__PAGE EXCERPT__:
Over time, I was provoked to face my mirror more searchingly than in earlier life. Not to drift from the Church with friends who did would require compelling reasons. I was not preoccupied solely with a distant afterworld. I was more immediately moved by the question of how I was to exist in the here and now. The quality of my human life was up for grabs. As I became more exposed to the world’s cacophony-–to its wonders, puzzles, conflict, and calamity-–I had to judge in what voices I should invest. How was I to employ my days, and with whom and to what end? In what did I fundamentally believe, and on what grounds? Who and what was I to become?
This experiment was as applicable to the slice of time we call the Sabbath as to other gospel principles. Hence, I interrogated my understanding of it. I interrogated others and heaven, too. Taking the sacrament remained meaningful to me and meeting regularly with the Saints seemed good, but how essential to me were Sabbath days as a whole? Was I confident, deep down, that the ascetic Sabbath routine spelled out in Doctrine and Covenants 59:9–15 would somehow make me holy? A summary question at last governed the others: Of the sundry choices before me, would it genuinely benefit me, and please God, if I were to expend one-seventh of my remaining life as I had on Sundays past? Keeping a more encompassing Sabbath as defined by section 59, I realized, would be a larger debit on my time–my life–than tithing is on my means.

__PROMPT A__: Format the records starting at the line that contains "Patent image size: (804, 759)." and ending at the line that contains "The width U is at (472, 236)." as a two-column CSV with the columns input and output. Give one row per record, putting its text under input and its answer under output, with each field in quotation marks and line breaks replaced by spaces.

Data listing

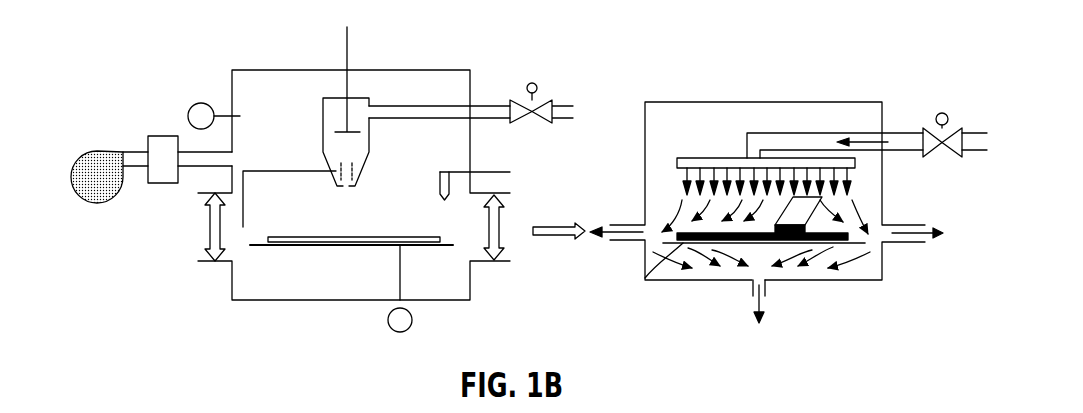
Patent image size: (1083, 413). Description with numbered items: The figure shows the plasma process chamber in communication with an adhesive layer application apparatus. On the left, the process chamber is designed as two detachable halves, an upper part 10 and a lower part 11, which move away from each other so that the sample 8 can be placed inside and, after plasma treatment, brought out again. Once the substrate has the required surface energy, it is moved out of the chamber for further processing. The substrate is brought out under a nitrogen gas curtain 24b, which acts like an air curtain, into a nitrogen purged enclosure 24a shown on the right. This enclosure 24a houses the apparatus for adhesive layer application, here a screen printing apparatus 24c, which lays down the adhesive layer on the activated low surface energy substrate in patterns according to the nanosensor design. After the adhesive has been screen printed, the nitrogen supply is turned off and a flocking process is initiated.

The upper part 10 is at (295, 70).
The sample 8 is at (308, 245).
The lower part 11 is at (343, 300).
The nitrogen purged enclosure 24a is at (677, 102).
The nitrogen gas curtain 24b is at (677, 162).
The screen printing apparatus 24c is at (808, 213).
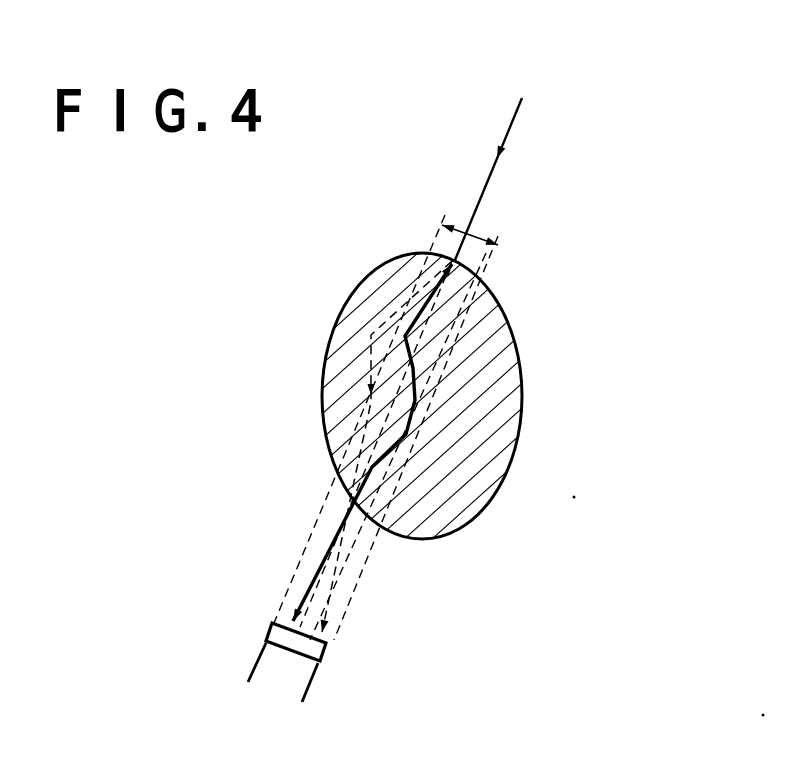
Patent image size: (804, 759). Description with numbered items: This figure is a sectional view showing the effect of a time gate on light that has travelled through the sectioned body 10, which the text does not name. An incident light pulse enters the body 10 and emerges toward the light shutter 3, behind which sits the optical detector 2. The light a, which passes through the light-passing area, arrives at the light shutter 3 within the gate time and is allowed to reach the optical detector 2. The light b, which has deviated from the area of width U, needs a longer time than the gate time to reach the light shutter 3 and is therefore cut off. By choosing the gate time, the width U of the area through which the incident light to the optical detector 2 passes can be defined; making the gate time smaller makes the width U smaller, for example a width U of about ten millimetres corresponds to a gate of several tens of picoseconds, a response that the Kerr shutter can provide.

The scattering medium (object) 10 is at (520, 433).
The optical detector 2 is at (252, 670).
The light shutter 3 is at (270, 632).
The light a is at (411, 366).
The light b is at (388, 316).
The width U is at (472, 236).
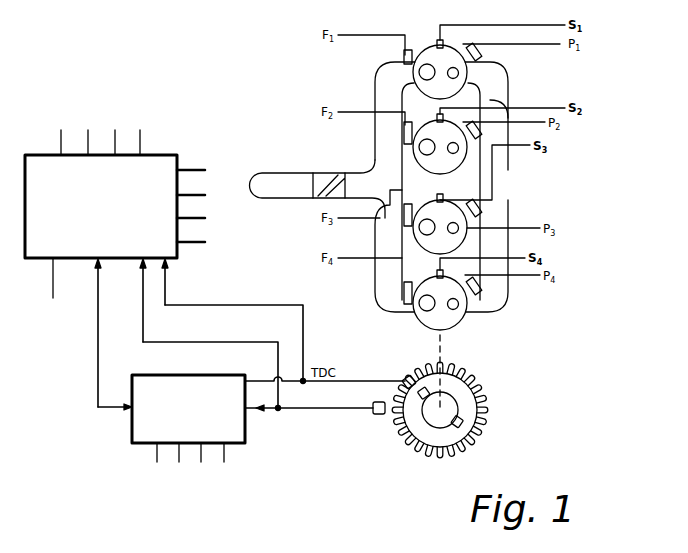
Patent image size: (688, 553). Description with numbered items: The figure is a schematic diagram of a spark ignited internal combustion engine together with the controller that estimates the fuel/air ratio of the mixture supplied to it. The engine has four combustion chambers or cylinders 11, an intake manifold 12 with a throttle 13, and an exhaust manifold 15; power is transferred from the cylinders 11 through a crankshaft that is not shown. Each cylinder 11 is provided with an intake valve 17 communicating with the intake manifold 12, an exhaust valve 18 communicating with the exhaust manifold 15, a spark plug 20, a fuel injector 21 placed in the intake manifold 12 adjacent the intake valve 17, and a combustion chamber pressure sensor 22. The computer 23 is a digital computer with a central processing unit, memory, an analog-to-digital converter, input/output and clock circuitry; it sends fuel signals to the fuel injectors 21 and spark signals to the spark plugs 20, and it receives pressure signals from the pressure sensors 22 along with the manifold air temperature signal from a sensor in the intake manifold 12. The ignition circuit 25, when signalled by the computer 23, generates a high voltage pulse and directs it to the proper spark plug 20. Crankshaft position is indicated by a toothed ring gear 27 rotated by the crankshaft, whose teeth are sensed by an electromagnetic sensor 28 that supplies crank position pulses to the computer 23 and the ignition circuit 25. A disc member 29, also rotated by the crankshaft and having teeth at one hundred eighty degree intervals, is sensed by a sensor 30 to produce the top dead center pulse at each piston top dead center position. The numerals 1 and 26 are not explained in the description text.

The engine control system 1 is at (424, 24).
The cylinder 11 is at (400, 106).
The intake manifold 12 is at (378, 78).
The throttle 13 is at (326, 173).
The exhaust manifold 15 is at (506, 86).
The intake valve 17 is at (428, 58).
The exhaust valve 18 is at (496, 94).
The spark plug 20 is at (442, 40).
The fuel injector 21 is at (404, 56).
The combustion chamber pressure sensor 22 is at (476, 54).
The computer 23 is at (155, 155).
The ignition circuit 25 is at (138, 426).
The toothed wheel 26 is at (403, 450).
The ring gear 27 is at (460, 425).
The electromagnetic sensor 28 is at (375, 418).
The disc member 29 is at (425, 388).
The sensor 30 is at (405, 380).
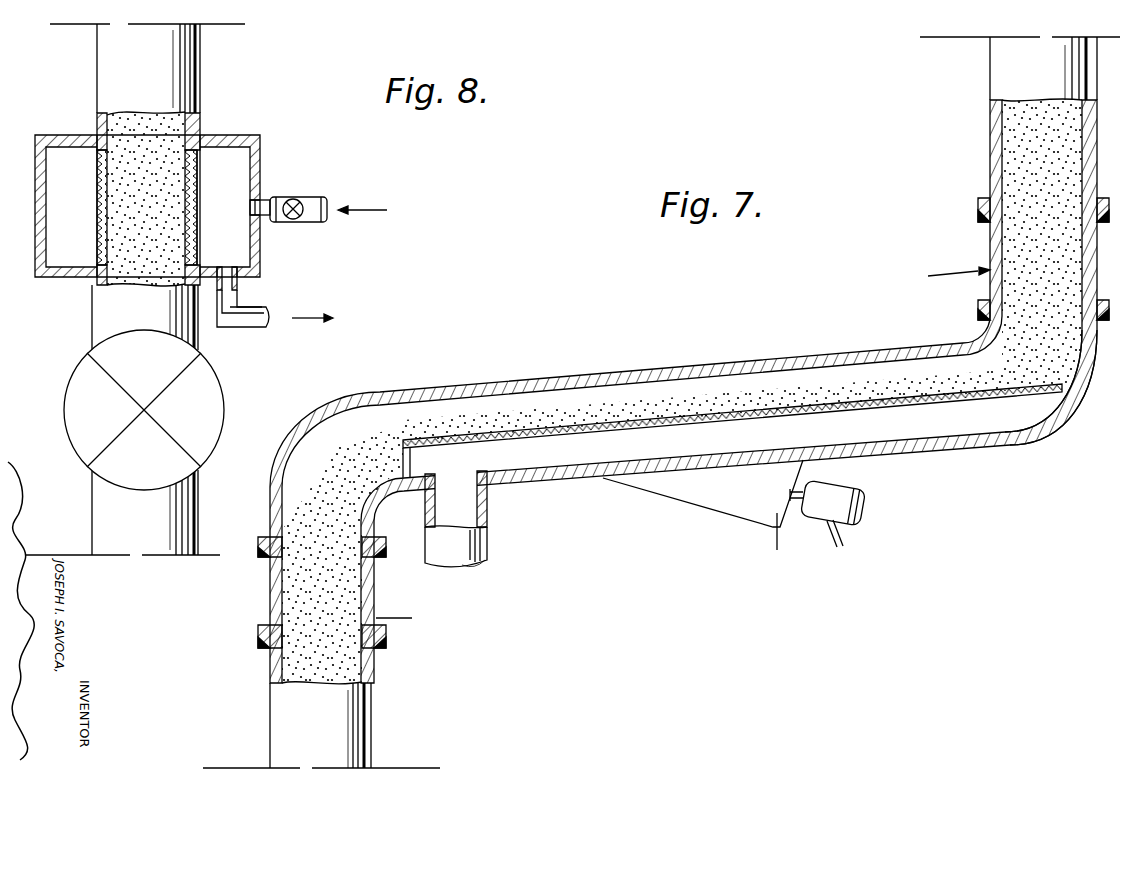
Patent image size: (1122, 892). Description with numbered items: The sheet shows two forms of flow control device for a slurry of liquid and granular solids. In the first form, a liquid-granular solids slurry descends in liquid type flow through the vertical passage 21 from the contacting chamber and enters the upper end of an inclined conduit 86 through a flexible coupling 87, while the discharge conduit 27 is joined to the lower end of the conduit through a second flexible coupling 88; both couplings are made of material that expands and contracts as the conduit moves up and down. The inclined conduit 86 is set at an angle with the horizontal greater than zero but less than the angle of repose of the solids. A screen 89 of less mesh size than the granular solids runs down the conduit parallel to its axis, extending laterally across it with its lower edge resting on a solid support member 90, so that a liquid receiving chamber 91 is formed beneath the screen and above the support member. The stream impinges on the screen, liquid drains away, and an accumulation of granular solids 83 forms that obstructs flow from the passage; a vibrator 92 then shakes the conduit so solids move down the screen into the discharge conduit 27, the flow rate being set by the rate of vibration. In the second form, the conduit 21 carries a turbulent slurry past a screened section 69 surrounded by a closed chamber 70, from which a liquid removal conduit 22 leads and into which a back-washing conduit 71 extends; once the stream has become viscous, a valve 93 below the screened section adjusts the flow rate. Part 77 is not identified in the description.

In FIG. 8, the passage 21 is at (204, 74).
In FIG. 7, the passage 21 is at (990, 157).
In FIG. 8, the liquid removal conduit 22 is at (268, 308).
In FIG. 7, the liquid removal conduit 22 is at (487, 545).
In FIG. 7, the discharge conduit 27 is at (358, 727).
In FIG. 8, the screen 69 is at (200, 190).
In FIG. 8, the closed chamber 70 is at (262, 146).
In FIG. 8, the back-washing fluid inlet conduit 71 is at (275, 198).
In FIG. 8, the valve 77 is at (320, 203).
In FIG. 7, the accumulation of granular solids 83 is at (1052, 368).
In FIG. 7, the inclined conduit 86 is at (505, 390).
In FIG. 7, the flexible coupling 87 is at (990, 232).
In FIG. 7, the flexible coupling 88 is at (270, 590).
In FIG. 7, the screen 89 is at (737, 410).
In FIG. 7, the solid support member 90 is at (403, 463).
In FIG. 7, the liquid receiving chamber 91 is at (945, 435).
In FIG. 7, the vibrator 92 is at (697, 500).
In FIG. 8, the valve 93 is at (208, 388).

__PROMPT B__: Resume the reflection on keeping the Sabbath, picking up after its last sentence.

__RESPONSE A__:
input,output
"Patent image size: (804, 759). Description with numbered items: This figure is a sectional view showing the effect of a time gate on light that has travelled through the sectioned body 10, which the text does not name. An incident light pulse enters the body 10 and emerges toward the light shutter 3, behind which sits the optical detector 2. The light a, which passes through the light-passing area, arrives at the light shutter 3 within the gate time and is allowed to reach the optical detector 2. The light b, which has deviated from the area of width U, needs a longer time than the gate time to reach the light shutter 3 and is therefore cut off. By choosing the gate time, the width U of the area through which the incident light to the optical detector 2 passes can be defined; making the gate time smaller makes the width U smaller, for example a width U of about ten millimetres corresponds to a gate of several tens of picoseconds, a response that the Kerr shutter can provide.","The scattering medium (object) 10 is at (520, 433). The optical detector 2 is at (252, 670). The light shutter 3 is at (270, 632). The light a is at (411, 366). The light b is at (388, 316). The width U is at (472, 236)."

__RESPONSE B__:
Conversion
Provoked to and by such inquiry, I decided to put God’s word to the test, as God’s word advises. I weighed my questions through study, thought, prayer, discussion, and observation of people–especially myself. My six-month experiment centered on the attempt, for one day each week, to live a radical Sabbath: to separate sacred Time from mundane time more thoroughly than ever I’d previously done, to see what would transpire. Each Saturday, I took brief but real pains to design what the following day would entail within the seemingly spartan constraints of section 59:9–15. My friends may have thought me immoderate, but the experiment intrigued me–a good project for the curious.
The unobvious outcome, deepened over time, amounted to a revelation–an “uncovering” of truths that had abided all along. The outcome was also a conversion, a “turning ‘round” to living differently in time for one day each week. I did not succeed perfectly, but even my weakness served to corroborate an insight: When I lived a thorough Sabbath, life went better than when I didn’t. Faith flourished; fear faded.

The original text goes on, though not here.